Records contained in a dataset:

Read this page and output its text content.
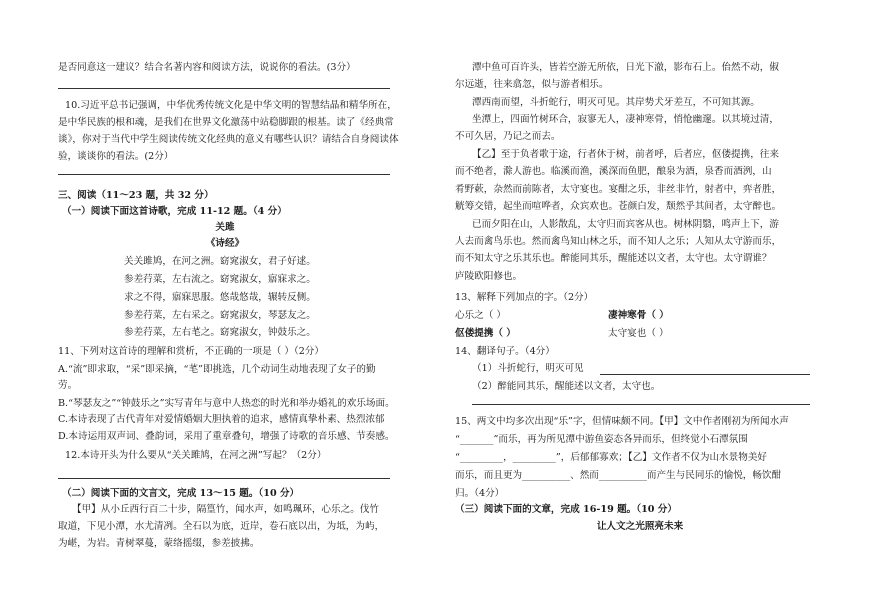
是否同意这一建议？结合名著内容和阅读方法，说说你的看法。(3分）
10.习近平总书记强调，中华优秀传统文化是中华文明的智慧结晶和精华所在，
是中华民族的根和魂，是我们在世界文化激荡中站稳脚跟的根基。读了《经典常
谈》，你对于当代中学生阅读传统文化经典的意义有哪些认识？请结合自身阅读体
验，谈谈你的看法。(2分）
三、阅读（11～23 题，共 32 分）
（一）阅读下面这首诗歌，完成 11-12 题。（4 分）
关雎
《诗经》
关关雎鸠，在河之洲。窈窕淑女，君子好逑。
参差荇菜，左右流之。窈窕淑女，寤寐求之。
求之不得，寤寐思服。悠哉悠哉，辗转反侧。
参差荇菜，左右采之。窈窕淑女，琴瑟友之。
参差荇菜，左右芼之。窈窕淑女，钟鼓乐之。
11、下列对这首诗的理解和赏析，不正确的一项是（ ）（2分）
A.“流”即求取，“采”即采摘，“芼”即挑选，几个动词生动地表现了女子的勤
劳。
B.“琴瑟友之”“钟鼓乐之”实写青年与意中人热恋的时光和举办婚礼的欢乐场面。
C.本诗表现了古代青年对爱情婚姻大胆执着的追求，感情真挚朴素、热烈浓郁
D.本诗运用双声词、叠韵词，采用了重章叠句，增强了诗歌的音乐感、节奏感。
12.本诗开头为什么要从“关关雎鸠，在河之洲”写起？（2分）
（二）阅读下面的文言文，完成 13～15 题。（10 分）
【甲】从小丘西行百二十步，隔篁竹，闻水声，如鸣珮环，心乐之。伐竹
取道，下见小潭，水尤清冽。全石以为底，近岸，卷石底以出，为坻，为屿，
为嵁，为岩。青树翠蔓，蒙络摇缀，参差披拂。
潭中鱼可百许头，皆若空游无所依，日光下澈，影布石上。佁然不动，俶
尔远逝，往来翕忽，似与游者相乐。
潭西南而望，斗折蛇行，明灭可见。其岸势犬牙差互，不可知其源。
坐潭上，四面竹树环合，寂寥无人，凄神寒骨，悄怆幽邃。以其境过清，
不可久居，乃记之而去。
【乙】至于负者歌于途，行者休于树，前者呼，后者应，伛偻提携，往来
而不绝者，滁人游也。临溪而渔，溪深而鱼肥，酿泉为酒，泉香而酒洌，山
肴野蔌，杂然而前陈者，太守宴也。宴酣之乐，非丝非竹，射者中，弈者胜，
觥筹交错，起坐而喧哗者，众宾欢也。苍颜白发，颓然乎其间者，太守醉也。
已而夕阳在山，人影散乱，太守归而宾客从也。树林阴翳，鸣声上下，游
人去而禽鸟乐也。然而禽鸟知山林之乐，而不知人之乐；人知从太守游而乐，
而不知太守之乐其乐也。醉能同其乐，醒能述以文者，太守也。太守谓谁？
庐陵欧阳修也。
13、解释下列加点的字。（2分）
心乐之（ ）	凄神寒骨（ ）
伛偻提携（ ）	太守宴也（ ）
14、翻译句子。（4分）
（1）斗折蛇行，明灭可见
（2）醉能同其乐，醒能述以文者，太守也。
15、两文中均多次出现“乐”字，但情味颇不同。【甲】文中作者刚初为所闻水声
“_______”而乐，再为所见潭中游鱼姿态各异而乐，但终觉小石潭氛围
“_________，_________”，后郁郁寡欢；【乙】文作者不仅为山水景物美好
而乐，而且更为__________、然而__________而产生与民同乐的愉悦，畅饮酣
归。（4分）
（三）阅读下面的文章，完成 16-19 题。（10 分）
让人文之光照亮未来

(What this task involves): Look through the entries and find each line that has the string "太守宴也". Copy those lines.

(Solution for this problem):
肴野蔌，杂然而前陈者，太守宴也。宴酣之乐，非丝非竹，射者中，弈者胜，
伛偻提携（ ）	太守宴也（ ）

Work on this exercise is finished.